Collected data:
= = = = = = =

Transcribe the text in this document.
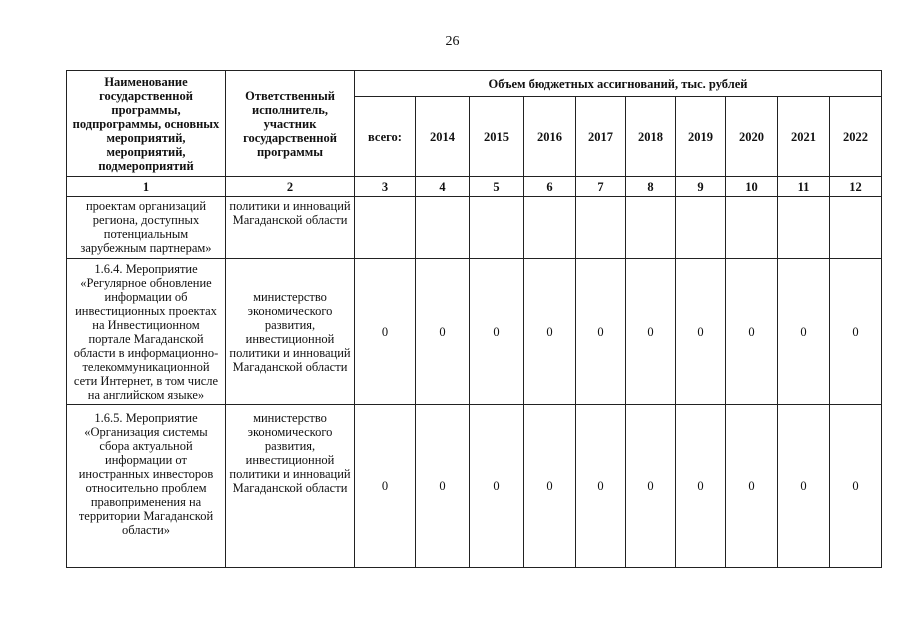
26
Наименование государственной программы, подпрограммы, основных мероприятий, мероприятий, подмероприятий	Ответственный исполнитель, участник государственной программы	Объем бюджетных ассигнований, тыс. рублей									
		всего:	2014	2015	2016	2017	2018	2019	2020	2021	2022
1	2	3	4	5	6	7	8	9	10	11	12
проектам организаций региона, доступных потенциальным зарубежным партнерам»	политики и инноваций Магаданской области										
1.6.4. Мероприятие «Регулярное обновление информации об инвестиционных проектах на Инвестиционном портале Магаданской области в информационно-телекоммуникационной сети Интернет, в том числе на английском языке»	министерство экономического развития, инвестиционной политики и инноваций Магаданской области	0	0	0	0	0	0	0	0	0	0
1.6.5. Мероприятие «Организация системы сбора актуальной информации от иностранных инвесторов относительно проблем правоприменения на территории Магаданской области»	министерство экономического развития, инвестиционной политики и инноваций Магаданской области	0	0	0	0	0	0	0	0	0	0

= = = = = = =

### To do
Copy all of the entries verbatim, leaving out any pictures they contain.

### Finished task
Transcribe the text in this document.
26
Наименование государственной программы, подпрограммы, основных мероприятий, мероприятий, подмероприятий	Ответственный исполнитель, участник государственной программы	Объем бюджетных ассигнований, тыс. рублей									
		всего:	2014	2015	2016	2017	2018	2019	2020	2021	2022
1	2	3	4	5	6	7	8	9	10	11	12
проектам организаций региона, доступных потенциальным зарубежным партнерам»	политики и инноваций Магаданской области										
1.6.4. Мероприятие «Регулярное обновление информации об инвестиционных проектах на Инвестиционном портале Магаданской области в информационно-телекоммуникационной сети Интернет, в том числе на английском языке»	министерство экономического развития, инвестиционной политики и инноваций Магаданской области	0	0	0	0	0	0	0	0	0	0
1.6.5. Мероприятие «Организация системы сбора актуальной информации от иностранных инвесторов относительно проблем правоприменения на территории Магаданской области»	министерство экономического развития, инвестиционной политики и инноваций Магаданской области	0	0	0	0	0	0	0	0	0	0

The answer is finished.